* [SHORT TASK]: Repeat every record below exactly as it appears.

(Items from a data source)
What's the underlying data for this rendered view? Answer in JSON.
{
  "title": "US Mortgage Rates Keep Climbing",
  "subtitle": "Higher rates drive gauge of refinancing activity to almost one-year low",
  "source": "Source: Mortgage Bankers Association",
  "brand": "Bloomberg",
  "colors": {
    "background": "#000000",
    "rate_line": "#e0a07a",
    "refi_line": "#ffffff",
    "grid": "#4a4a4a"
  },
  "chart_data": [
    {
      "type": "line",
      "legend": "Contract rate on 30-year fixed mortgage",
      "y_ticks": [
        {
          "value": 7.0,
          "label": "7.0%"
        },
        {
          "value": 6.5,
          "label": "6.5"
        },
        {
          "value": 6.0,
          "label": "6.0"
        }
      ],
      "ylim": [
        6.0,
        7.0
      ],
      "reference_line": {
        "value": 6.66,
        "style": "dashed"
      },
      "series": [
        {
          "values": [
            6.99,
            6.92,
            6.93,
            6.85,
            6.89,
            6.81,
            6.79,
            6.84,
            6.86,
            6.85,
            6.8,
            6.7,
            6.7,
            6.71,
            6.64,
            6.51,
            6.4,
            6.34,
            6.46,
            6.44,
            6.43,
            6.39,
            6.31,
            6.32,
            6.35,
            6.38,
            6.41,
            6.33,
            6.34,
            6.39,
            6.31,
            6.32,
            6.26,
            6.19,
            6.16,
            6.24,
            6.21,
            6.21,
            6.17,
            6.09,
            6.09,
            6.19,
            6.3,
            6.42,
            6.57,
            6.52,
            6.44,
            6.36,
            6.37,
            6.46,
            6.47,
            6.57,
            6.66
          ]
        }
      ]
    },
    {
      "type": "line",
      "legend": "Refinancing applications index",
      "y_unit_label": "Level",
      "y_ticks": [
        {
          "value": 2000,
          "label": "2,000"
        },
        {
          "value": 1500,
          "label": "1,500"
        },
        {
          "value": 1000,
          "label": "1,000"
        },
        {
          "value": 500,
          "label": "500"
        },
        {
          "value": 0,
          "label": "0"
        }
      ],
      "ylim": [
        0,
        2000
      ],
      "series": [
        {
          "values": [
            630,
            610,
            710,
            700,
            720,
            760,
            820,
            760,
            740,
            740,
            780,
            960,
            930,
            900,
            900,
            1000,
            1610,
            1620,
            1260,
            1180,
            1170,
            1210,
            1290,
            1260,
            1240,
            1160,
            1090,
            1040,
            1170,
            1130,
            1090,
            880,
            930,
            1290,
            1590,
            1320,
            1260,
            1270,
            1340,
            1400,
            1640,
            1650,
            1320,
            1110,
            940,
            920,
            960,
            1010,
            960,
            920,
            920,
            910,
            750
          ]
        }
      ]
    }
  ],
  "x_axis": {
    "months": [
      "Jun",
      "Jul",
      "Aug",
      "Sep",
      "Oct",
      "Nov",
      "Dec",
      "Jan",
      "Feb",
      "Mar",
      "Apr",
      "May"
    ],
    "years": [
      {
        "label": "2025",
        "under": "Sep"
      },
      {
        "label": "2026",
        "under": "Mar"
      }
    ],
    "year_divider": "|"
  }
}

* [TASK RESPONSE]:
What's the underlying data for this rendered view? Answer in JSON.
{
  "title": "US Mortgage Rates Keep Climbing",
  "subtitle": "Higher rates drive gauge of refinancing activity to almost one-year low",
  "source": "Source: Mortgage Bankers Association",
  "brand": "Bloomberg",
  "colors": {
    "background": "#000000",
    "rate_line": "#e0a07a",
    "refi_line": "#ffffff",
    "grid": "#4a4a4a"
  },
  "chart_data": [
    {
      "type": "line",
      "legend": "Contract rate on 30-year fixed mortgage",
      "y_ticks": [
        {
          "value": 7.0,
          "label": "7.0%"
        },
        {
          "value": 6.5,
          "label": "6.5"
        },
        {
          "value": 6.0,
          "label": "6.0"
        }
      ],
      "ylim": [
        6.0,
        7.0
      ],
      "reference_line": {
        "value": 6.66,
        "style": "dashed"
      },
      "series": [
        {
          "values": [
            6.99,
            6.92,
            6.93,
            6.85,
            6.89,
            6.81,
            6.79,
            6.84,
            6.86,
            6.85,
            6.8,
            6.7,
            6.7,
            6.71,
            6.64,
            6.51,
            6.4,
            6.34,
            6.46,
            6.44,
            6.43,
            6.39,
            6.31,
            6.32,
            6.35,
            6.38,
            6.41,
            6.33,
            6.34,
            6.39,
            6.31,
            6.32,
            6.26,
            6.19,
            6.16,
            6.24,
            6.21,
            6.21,
            6.17,
            6.09,
            6.09,
            6.19,
            6.3,
            6.42,
            6.57,
            6.52,
            6.44,
            6.36,
            6.37,
            6.46,
            6.47,
            6.57,
            6.66
          ]
        }
      ]
    },
    {
      "type": "line",
      "legend": "Refinancing applications index",
      "y_unit_label": "Level",
      "y_ticks": [
        {
          "value": 2000,
          "label": "2,000"
        },
        {
          "value": 1500,
          "label": "1,500"
        },
        {
          "value": 1000,
          "label": "1,000"
        },
        {
          "value": 500,
          "label": "500"
        },
        {
          "value": 0,
          "label": "0"
        }
      ],
      "ylim": [
        0,
        2000
      ],
      "series": [
        {
          "values": [
            630,
            610,
            710,
            700,
            720,
            760,
            820,
            760,
            740,
            740,
            780,
            960,
            930,
            900,
            900,
            1000,
            1610,
            1620,
            1260,
            1180,
            1170,
            1210,
            1290,
            1260,
            1240,
            1160,
            1090,
            1040,
            1170,
            1130,
            1090,
            880,
            930,
            1290,
            1590,
            1320,
            1260,
            1270,
            1340,
            1400,
            1640,
            1650,
            1320,
            1110,
            940,
            920,
            960,
            1010,
            960,
            920,
            920,
            910,
            750
          ]
        }
      ]
    }
  ],
  "x_axis": {
    "months": [
      "Jun",
      "Jul",
      "Aug",
      "Sep",
      "Oct",
      "Nov",
      "Dec",
      "Jan",
      "Feb",
      "Mar",
      "Apr",
      "May"
    ],
    "years": [
      {
        "label": "2025",
        "under": "Sep"
      },
      {
        "label": "2026",
        "under": "Mar"
      }
    ],
    "year_divider": "|"
  }
}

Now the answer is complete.